Copy out each line that includes the word "primo".

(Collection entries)
++++
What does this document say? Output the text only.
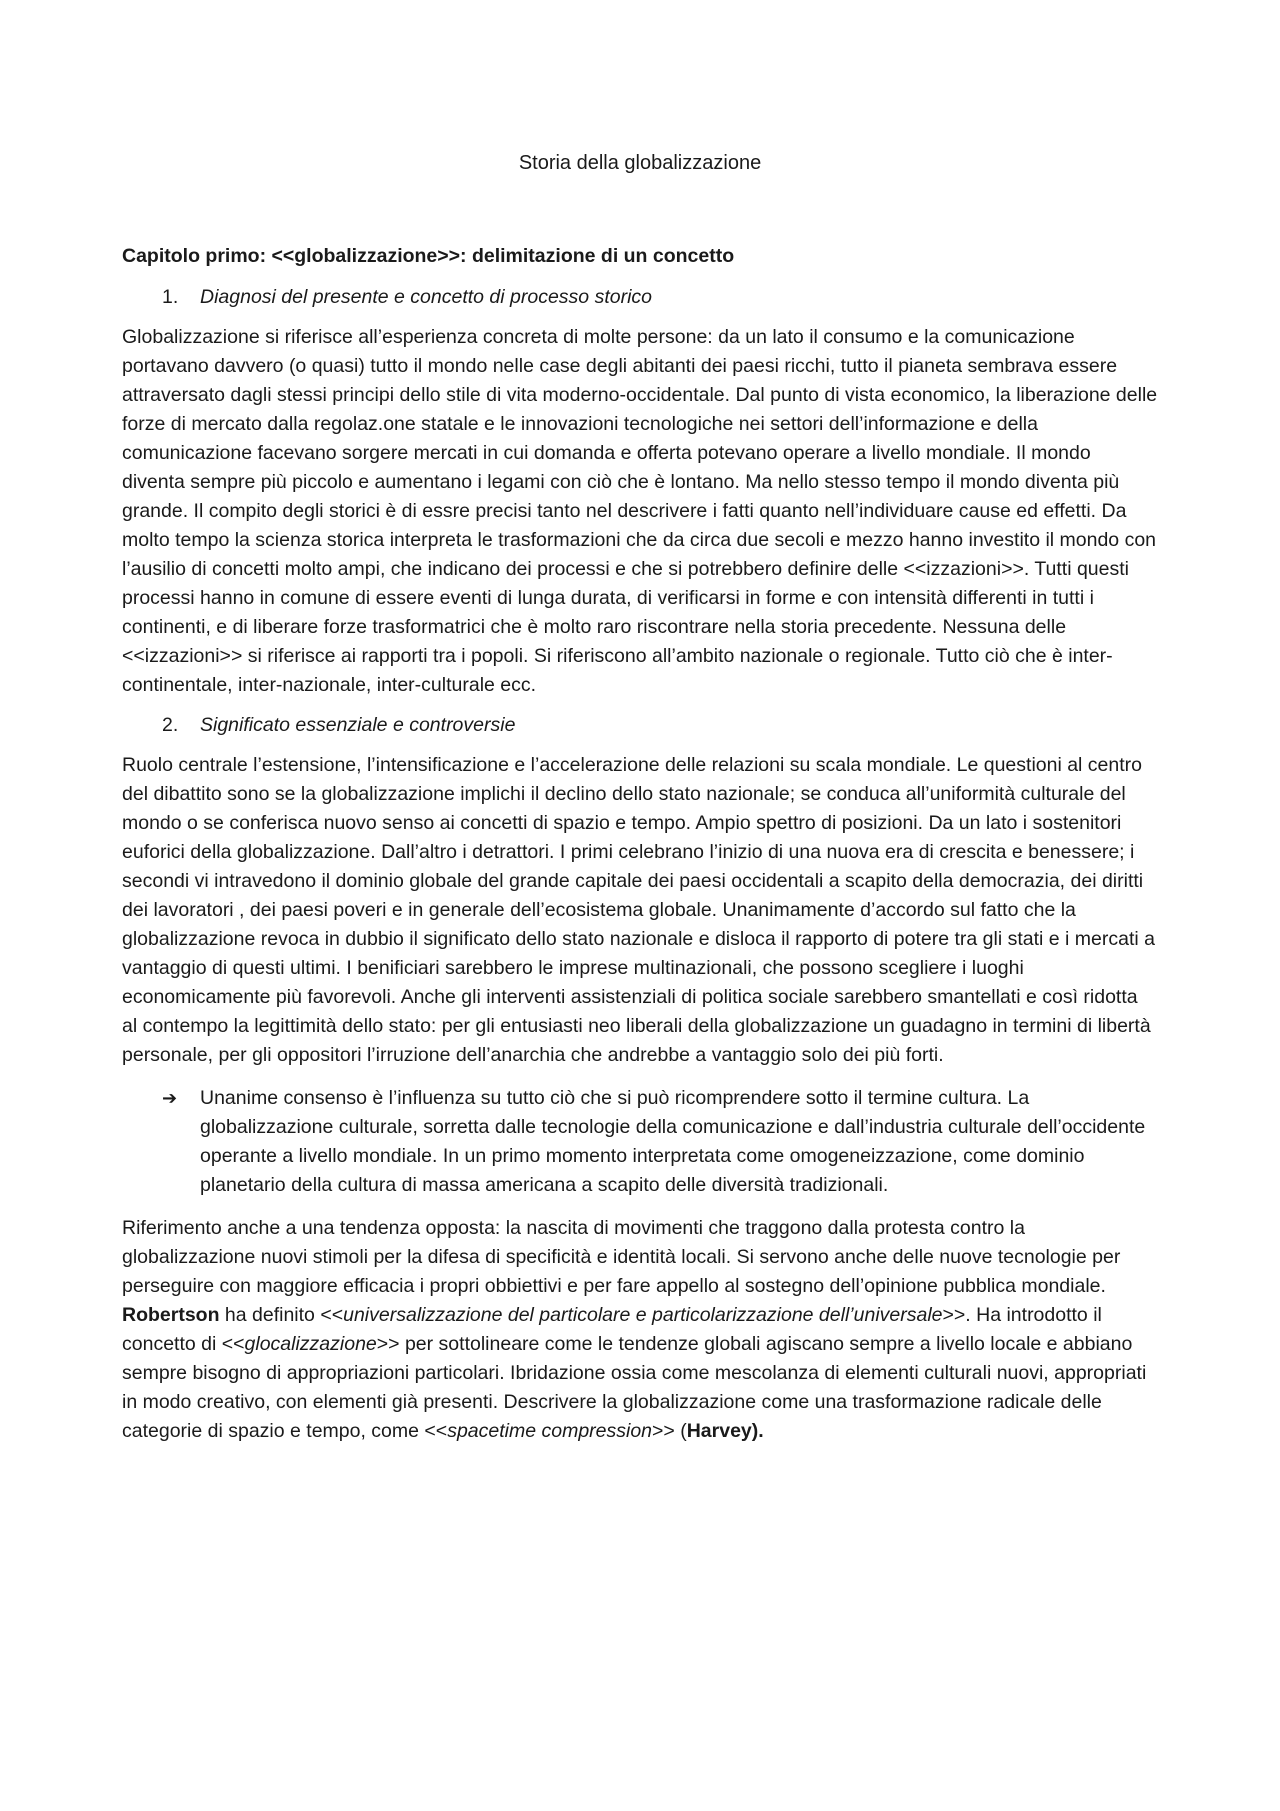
Storia della globalizzazione
Capitolo primo: <<globalizzazione>>: delimitazione di un concetto
1.	Diagnosi del presente e concetto di processo storico

Globalizzazione si riferisce all’esperienza concreta di molte persone: da un lato il consumo e la comunicazione portavano davvero (o quasi) tutto il mondo nelle case degli abitanti dei paesi ricchi, tutto il pianeta sembrava essere attraversato dagli stessi principi dello stile di vita moderno-occidentale. Dal punto di vista economico, la liberazione delle forze di mercato dalla regolaz.one statale e le innovazioni tecnologiche nei settori dell’informazione e della comunicazione facevano sorgere mercati in cui domanda e offerta potevano operare a livello mondiale. Il mondo diventa sempre più piccolo e aumentano i legami con ciò che è lontano. Ma nello stesso tempo il mondo diventa più grande. Il compito degli storici è di essre precisi tanto nel descrivere i fatti quanto nell’individuare cause ed effetti. Da molto tempo la scienza storica interpreta le trasformazioni che da circa due secoli e mezzo hanno investito il mondo con l’ausilio di concetti molto ampi, che indicano dei processi e che si potrebbero definire delle <<izzazioni>>. Tutti questi processi hanno in comune di essere eventi di lunga durata, di verificarsi in forme e con intensità differenti in tutti i continenti, e di liberare forze trasformatrici che è molto raro riscontrare nella storia precedente. Nessuna delle <<izzazioni>> si riferisce ai rapporti tra i popoli. Si riferiscono all’ambito nazionale o regionale. Tutto ciò che è inter-continentale, inter-nazionale, inter-culturale ecc.

2.	Significato essenziale e controversie

Ruolo centrale l’estensione, l’intensificazione e l’accelerazione delle relazioni su scala mondiale. Le questioni al centro del dibattito sono se la globalizzazione implichi il declino dello stato nazionale; se conduca all’uniformità culturale del mondo o se conferisca nuovo senso ai concetti di spazio e tempo. Ampio spettro di posizioni. Da un lato i sostenitori euforici della globalizzazione. Dall’altro i detrattori. I primi celebrano l’inizio di una nuova era di crescita e benessere; i secondi vi intravedono il dominio globale del grande capitale dei paesi occidentali a scapito della democrazia, dei diritti dei lavoratori , dei paesi poveri e in generale dell’ecosistema globale. Unanimamente d’accordo sul fatto che la globalizzazione revoca in dubbio il significato dello stato nazionale e disloca il rapporto di potere tra gli stati e i mercati a vantaggio di questi ultimi. I benificiari sarebbero le imprese multinazionali, che possono scegliere i luoghi economicamente più favorevoli. Anche gli interventi assistenziali di politica sociale sarebbero smantellati e così ridotta al contempo la legittimità dello stato: per gli entusiasti neo liberali della globalizzazione un guadagno in termini di libertà personale, per gli oppositori l’irruzione dell’anarchia che andrebbe a vantaggio solo dei più forti.

➔	Unanime consenso è l’influenza su tutto ciò che si può ricomprendere sotto il termine cultura. La globalizzazione culturale, sorretta dalle tecnologie della comunicazione e dall’industria culturale dell’occidente operante a livello mondiale. In un primo momento interpretata come omogeneizzazione, come dominio planetario della cultura di massa americana a scapito delle diversità tradizionali.

Riferimento anche a una tendenza opposta: la nascita di movimenti che traggono dalla protesta contro la globalizzazione nuovi stimoli per la difesa di specificità e identità locali. Si servono anche delle nuove tecnologie per perseguire con maggiore efficacia i propri obbiettivi e per fare appello al sostegno dell’opinione pubblica mondiale. Robertson ha definito <<universalizzazione del particolare e particolarizzazione dell’universale>>. Ha introdotto il concetto di <<glocalizzazione>> per sottolineare come le tendenze globali agiscano sempre a livello locale e abbiano sempre bisogno di appropriazioni particolari. Ibridazione ossia come mescolanza di elementi culturali nuovi, appropriati in modo creativo, con elementi già presenti. Descrivere la globalizzazione come una trasformazione radicale delle categorie di spazio e tempo, come <<spacetime compression>> (Harvey).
++++
## Worked solution
Capitolo primo: <<globalizzazione>>: delimitazione di un concetto
➔	Unanime consenso è l’influenza su tutto ciò che si può ricomprendere sotto il termine cultura. La globalizzazione culturale, sorretta dalle tecnologie della comunicazione e dall’industria culturale dell’occidente operante a livello mondiale. In un primo momento interpretata come omogeneizzazione, come dominio planetario della cultura di massa americana a scapito delle diversità tradizionali.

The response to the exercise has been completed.